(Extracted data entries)

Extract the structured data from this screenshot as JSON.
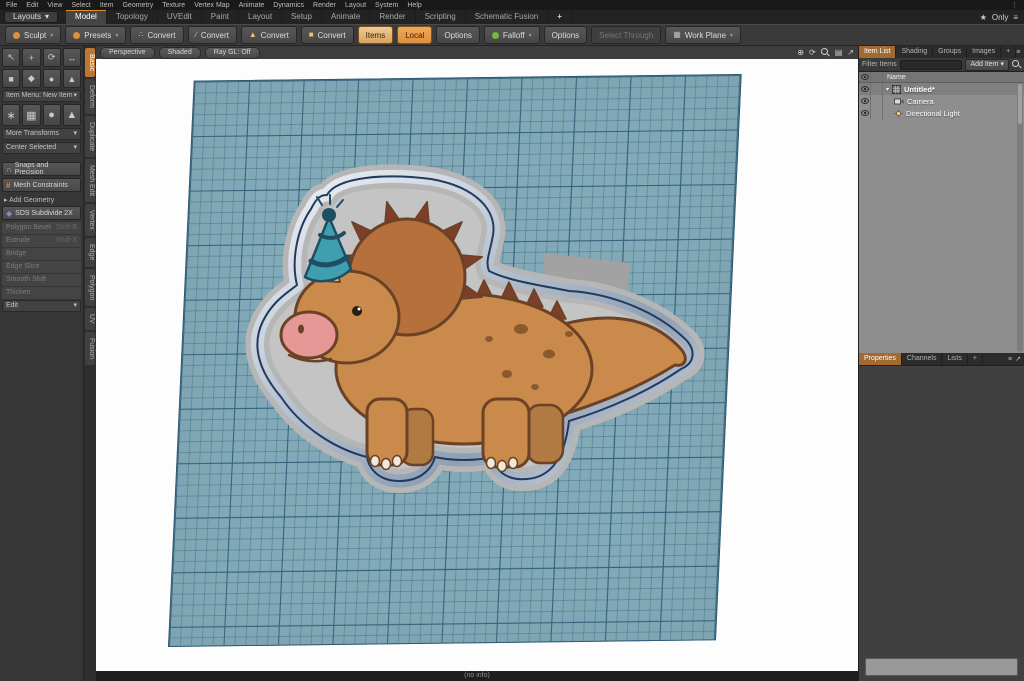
{
  "menubar": {
    "items": [
      "File",
      "Edit",
      "View",
      "Select",
      "Item",
      "Geometry",
      "Texture",
      "Vertex Map",
      "Animate",
      "Dynamics",
      "Render",
      "Layout",
      "System",
      "Help"
    ]
  },
  "layout_bar": {
    "layouts": "Layouts",
    "tabs": [
      "Model",
      "Topology",
      "UVEdit",
      "Paint",
      "Layout",
      "Setup",
      "Animate",
      "Render",
      "Scripting",
      "Schematic Fusion"
    ],
    "active_tab": "Model",
    "add_tab": "+",
    "only": "Only"
  },
  "toolbar": {
    "sculpt": "Sculpt",
    "presets": "Presets",
    "convert1": "Convert",
    "convert2": "Convert",
    "convert3": "Convert",
    "convert4": "Convert",
    "items": "Items",
    "local": "Local",
    "options_a": "Options",
    "falloff": "Falloff",
    "options_b": "Options",
    "select_through": "Select Through",
    "work_plane": "Work Plane"
  },
  "toolbox": {
    "item_menu": "Item Menu: New Item",
    "more_transforms": "More Transforms",
    "center_selected": "Center Selected",
    "snaps": "Snaps and Precision",
    "mesh_constraints": "Mesh Constraints",
    "add_geometry": "Add Geometry",
    "sds_subdivide": "SDS Subdivide 2X",
    "tools": [
      {
        "label": "Polygon Bevel",
        "shortcut": "Shift-B"
      },
      {
        "label": "Extrude",
        "shortcut": "Shift-X"
      },
      {
        "label": "Bridge",
        "shortcut": ""
      },
      {
        "label": "Edge Slice",
        "shortcut": ""
      },
      {
        "label": "Smooth Shift",
        "shortcut": ""
      },
      {
        "label": "Thicken",
        "shortcut": ""
      }
    ],
    "edit": "Edit"
  },
  "vertical_tabs": [
    "Basic",
    "Deform",
    "Duplicate",
    "Mesh Edit",
    "Vertex",
    "Edge",
    "Polygon",
    "UV",
    "Fusion"
  ],
  "viewport": {
    "view": "Perspective",
    "shading": "Shaded",
    "raygl": "Ray GL: Off",
    "status": "(no info)"
  },
  "item_list": {
    "tabs": [
      "Item List",
      "Shading",
      "Groups",
      "Images"
    ],
    "add_tab": "+",
    "filter_label": "Filter Items",
    "add_item": "Add Item",
    "name_header": "Name",
    "rows": [
      {
        "name": "Untitled*"
      },
      {
        "name": "Camera"
      },
      {
        "name": "Directional Light"
      }
    ]
  },
  "lower_panel": {
    "tabs": [
      "Properties",
      "Channels",
      "Lists"
    ],
    "add_tab": "+"
  },
  "icons": {
    "caret_down": "▾",
    "caret_right": "▸",
    "star": "★",
    "dots": "⋮",
    "menu": "≡",
    "pan": "⊕",
    "orbit": "⟳",
    "stats": "▤",
    "maximize": "↗",
    "tb1": "↖",
    "tb2": "+",
    "tb3": "⟳",
    "tb4": "↔",
    "tb5": "■",
    "tb6": "◆",
    "tb7": "●",
    "tb8": "▲",
    "prim_axis": "∗",
    "prim_plane": "▦",
    "prim_ball": "●",
    "prim_cone": "▲",
    "convert1": "∴",
    "convert2": "∕",
    "convert3": "▲",
    "convert4": "■",
    "snaps": "∩",
    "constraints": "#",
    "sds": "◆",
    "expander": "▾"
  },
  "colors": {
    "accent_orange": "#d98a3a",
    "grid_teal": "#82a9b7",
    "grid_line_major": "#33627d",
    "falloff_green": "#76b93e"
  }
}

Work instructions: Give back every line exactly as it stands, pictures excluded.

Expected answer:
Extract the structured data from this screenshot as JSON.
{
  "menubar": {
    "items": [
      "File",
      "Edit",
      "View",
      "Select",
      "Item",
      "Geometry",
      "Texture",
      "Vertex Map",
      "Animate",
      "Dynamics",
      "Render",
      "Layout",
      "System",
      "Help"
    ]
  },
  "layout_bar": {
    "layouts": "Layouts",
    "tabs": [
      "Model",
      "Topology",
      "UVEdit",
      "Paint",
      "Layout",
      "Setup",
      "Animate",
      "Render",
      "Scripting",
      "Schematic Fusion"
    ],
    "active_tab": "Model",
    "add_tab": "+",
    "only": "Only"
  },
  "toolbar": {
    "sculpt": "Sculpt",
    "presets": "Presets",
    "convert1": "Convert",
    "convert2": "Convert",
    "convert3": "Convert",
    "convert4": "Convert",
    "items": "Items",
    "local": "Local",
    "options_a": "Options",
    "falloff": "Falloff",
    "options_b": "Options",
    "select_through": "Select Through",
    "work_plane": "Work Plane"
  },
  "toolbox": {
    "item_menu": "Item Menu: New Item",
    "more_transforms": "More Transforms",
    "center_selected": "Center Selected",
    "snaps": "Snaps and Precision",
    "mesh_constraints": "Mesh Constraints",
    "add_geometry": "Add Geometry",
    "sds_subdivide": "SDS Subdivide 2X",
    "tools": [
      {
        "label": "Polygon Bevel",
        "shortcut": "Shift-B"
      },
      {
        "label": "Extrude",
        "shortcut": "Shift-X"
      },
      {
        "label": "Bridge",
        "shortcut": ""
      },
      {
        "label": "Edge Slice",
        "shortcut": ""
      },
      {
        "label": "Smooth Shift",
        "shortcut": ""
      },
      {
        "label": "Thicken",
        "shortcut": ""
      }
    ],
    "edit": "Edit"
  },
  "vertical_tabs": [
    "Basic",
    "Deform",
    "Duplicate",
    "Mesh Edit",
    "Vertex",
    "Edge",
    "Polygon",
    "UV",
    "Fusion"
  ],
  "viewport": {
    "view": "Perspective",
    "shading": "Shaded",
    "raygl": "Ray GL: Off",
    "status": "(no info)"
  },
  "item_list": {
    "tabs": [
      "Item List",
      "Shading",
      "Groups",
      "Images"
    ],
    "add_tab": "+",
    "filter_label": "Filter Items",
    "add_item": "Add Item",
    "name_header": "Name",
    "rows": [
      {
        "name": "Untitled*"
      },
      {
        "name": "Camera"
      },
      {
        "name": "Directional Light"
      }
    ]
  },
  "lower_panel": {
    "tabs": [
      "Properties",
      "Channels",
      "Lists"
    ],
    "add_tab": "+"
  },
  "icons": {
    "caret_down": "▾",
    "caret_right": "▸",
    "star": "★",
    "dots": "⋮",
    "menu": "≡",
    "pan": "⊕",
    "orbit": "⟳",
    "stats": "▤",
    "maximize": "↗",
    "tb1": "↖",
    "tb2": "+",
    "tb3": "⟳",
    "tb4": "↔",
    "tb5": "■",
    "tb6": "◆",
    "tb7": "●",
    "tb8": "▲",
    "prim_axis": "∗",
    "prim_plane": "▦",
    "prim_ball": "●",
    "prim_cone": "▲",
    "convert1": "∴",
    "convert2": "∕",
    "convert3": "▲",
    "convert4": "■",
    "snaps": "∩",
    "constraints": "#",
    "sds": "◆",
    "expander": "▾"
  },
  "colors": {
    "accent_orange": "#d98a3a",
    "grid_teal": "#82a9b7",
    "grid_line_major": "#33627d",
    "falloff_green": "#76b93e"
  }
}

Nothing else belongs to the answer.